TASK INPUTS:
○ ○ ○ ○ ○
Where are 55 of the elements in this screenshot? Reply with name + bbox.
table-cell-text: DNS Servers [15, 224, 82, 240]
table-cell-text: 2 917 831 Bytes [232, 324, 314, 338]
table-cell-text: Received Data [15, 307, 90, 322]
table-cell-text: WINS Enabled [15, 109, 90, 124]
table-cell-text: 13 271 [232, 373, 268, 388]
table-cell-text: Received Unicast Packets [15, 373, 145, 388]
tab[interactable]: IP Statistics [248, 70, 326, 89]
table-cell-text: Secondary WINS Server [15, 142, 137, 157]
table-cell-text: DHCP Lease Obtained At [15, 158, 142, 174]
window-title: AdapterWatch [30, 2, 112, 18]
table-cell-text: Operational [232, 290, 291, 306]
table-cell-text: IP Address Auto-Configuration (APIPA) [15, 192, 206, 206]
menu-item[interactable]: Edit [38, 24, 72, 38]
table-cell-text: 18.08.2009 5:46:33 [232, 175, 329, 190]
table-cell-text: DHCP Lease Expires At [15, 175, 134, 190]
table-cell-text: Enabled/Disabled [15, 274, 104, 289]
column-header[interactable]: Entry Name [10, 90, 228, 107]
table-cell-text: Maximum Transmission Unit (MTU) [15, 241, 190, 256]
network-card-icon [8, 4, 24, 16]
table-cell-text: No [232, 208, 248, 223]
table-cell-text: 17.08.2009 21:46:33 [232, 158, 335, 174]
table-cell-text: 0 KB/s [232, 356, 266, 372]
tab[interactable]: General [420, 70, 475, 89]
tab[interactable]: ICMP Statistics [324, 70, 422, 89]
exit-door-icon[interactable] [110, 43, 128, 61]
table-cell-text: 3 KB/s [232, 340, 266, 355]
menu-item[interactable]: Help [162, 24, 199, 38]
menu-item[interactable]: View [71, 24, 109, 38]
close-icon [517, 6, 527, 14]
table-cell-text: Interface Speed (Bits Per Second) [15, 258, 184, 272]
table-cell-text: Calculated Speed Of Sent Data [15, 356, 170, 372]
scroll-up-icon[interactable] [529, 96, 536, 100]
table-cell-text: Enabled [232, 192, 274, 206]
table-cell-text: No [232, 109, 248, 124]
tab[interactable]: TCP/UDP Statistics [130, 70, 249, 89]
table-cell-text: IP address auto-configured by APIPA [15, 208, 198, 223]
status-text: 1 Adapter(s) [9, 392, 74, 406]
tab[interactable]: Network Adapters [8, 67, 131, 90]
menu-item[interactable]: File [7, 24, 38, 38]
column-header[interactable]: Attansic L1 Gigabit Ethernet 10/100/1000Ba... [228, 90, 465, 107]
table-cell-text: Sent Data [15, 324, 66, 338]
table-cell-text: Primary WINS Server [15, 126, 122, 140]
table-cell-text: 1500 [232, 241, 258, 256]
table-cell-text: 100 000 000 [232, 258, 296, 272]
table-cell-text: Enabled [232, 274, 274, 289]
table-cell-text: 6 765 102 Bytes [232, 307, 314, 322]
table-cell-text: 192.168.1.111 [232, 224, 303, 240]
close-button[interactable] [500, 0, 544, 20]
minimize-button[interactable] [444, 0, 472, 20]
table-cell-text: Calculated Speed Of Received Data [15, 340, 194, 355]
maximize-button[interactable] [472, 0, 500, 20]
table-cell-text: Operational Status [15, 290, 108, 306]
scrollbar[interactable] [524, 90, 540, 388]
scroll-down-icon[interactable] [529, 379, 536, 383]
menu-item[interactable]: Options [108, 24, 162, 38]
○ ○ ○ ○ ○
THE EXERCISE: Copy every line of the data above word for word, keeping the original order.

RESULT BELOW:
Where are 55 of the elements in this screenshot? Reply with name + bbox.
table-cell-text: DNS Servers [15, 224, 82, 240]
table-cell-text: 2 917 831 Bytes [232, 324, 314, 338]
table-cell-text: Received Data [15, 307, 90, 322]
table-cell-text: WINS Enabled [15, 109, 90, 124]
table-cell-text: 13 271 [232, 373, 268, 388]
table-cell-text: Received Unicast Packets [15, 373, 145, 388]
tab[interactable]: IP Statistics [248, 70, 326, 89]
table-cell-text: Secondary WINS Server [15, 142, 137, 157]
table-cell-text: DHCP Lease Obtained At [15, 158, 142, 174]
window-title: AdapterWatch [30, 2, 112, 18]
table-cell-text: Operational [232, 290, 291, 306]
table-cell-text: IP Address Auto-Configuration (APIPA) [15, 192, 206, 206]
menu-item[interactable]: Edit [38, 24, 72, 38]
table-cell-text: 18.08.2009 5:46:33 [232, 175, 329, 190]
table-cell-text: DHCP Lease Expires At [15, 175, 134, 190]
table-cell-text: Enabled/Disabled [15, 274, 104, 289]
column-header[interactable]: Entry Name [10, 90, 228, 107]
table-cell-text: Maximum Transmission Unit (MTU) [15, 241, 190, 256]
network-card-icon [8, 4, 24, 16]
table-cell-text: No [232, 208, 248, 223]
table-cell-text: 17.08.2009 21:46:33 [232, 158, 335, 174]
table-cell-text: 0 KB/s [232, 356, 266, 372]
tab[interactable]: General [420, 70, 475, 89]
tab[interactable]: ICMP Statistics [324, 70, 422, 89]
exit-door-icon[interactable] [110, 43, 128, 61]
table-cell-text: 3 KB/s [232, 340, 266, 355]
menu-item[interactable]: Help [162, 24, 199, 38]
menu-item[interactable]: View [71, 24, 109, 38]
close-icon [517, 6, 527, 14]
table-cell-text: Interface Speed (Bits Per Second) [15, 258, 184, 272]
table-cell-text: Calculated Speed Of Sent Data [15, 356, 170, 372]
scroll-up-icon[interactable] [529, 96, 536, 100]
table-cell-text: Enabled [232, 192, 274, 206]
table-cell-text: No [232, 109, 248, 124]
tab[interactable]: TCP/UDP Statistics [130, 70, 249, 89]
table-cell-text: IP address auto-configured by APIPA [15, 208, 198, 223]
status-text: 1 Adapter(s) [9, 392, 74, 406]
tab[interactable]: Network Adapters [8, 67, 131, 90]
menu-item[interactable]: File [7, 24, 38, 38]
column-header[interactable]: Attansic L1 Gigabit Ethernet 10/100/1000Ba... [228, 90, 465, 107]
table-cell-text: Sent Data [15, 324, 66, 338]
table-cell-text: Primary WINS Server [15, 126, 122, 140]
table-cell-text: 1500 [232, 241, 258, 256]
table-cell-text: 100 000 000 [232, 258, 296, 272]
table-cell-text: Enabled [232, 274, 274, 289]
table-cell-text: 6 765 102 Bytes [232, 307, 314, 322]
table-cell-text: 192.168.1.111 [232, 224, 303, 240]
close-button[interactable] [500, 0, 544, 20]
minimize-button[interactable] [444, 0, 472, 20]
table-cell-text: Calculated Speed Of Received Data [15, 340, 194, 355]
maximize-button[interactable] [472, 0, 500, 20]
table-cell-text: Operational Status [15, 290, 108, 306]
scrollbar[interactable] [524, 90, 540, 388]
scroll-down-icon[interactable] [529, 379, 536, 383]
menu-item[interactable]: Options [108, 24, 162, 38]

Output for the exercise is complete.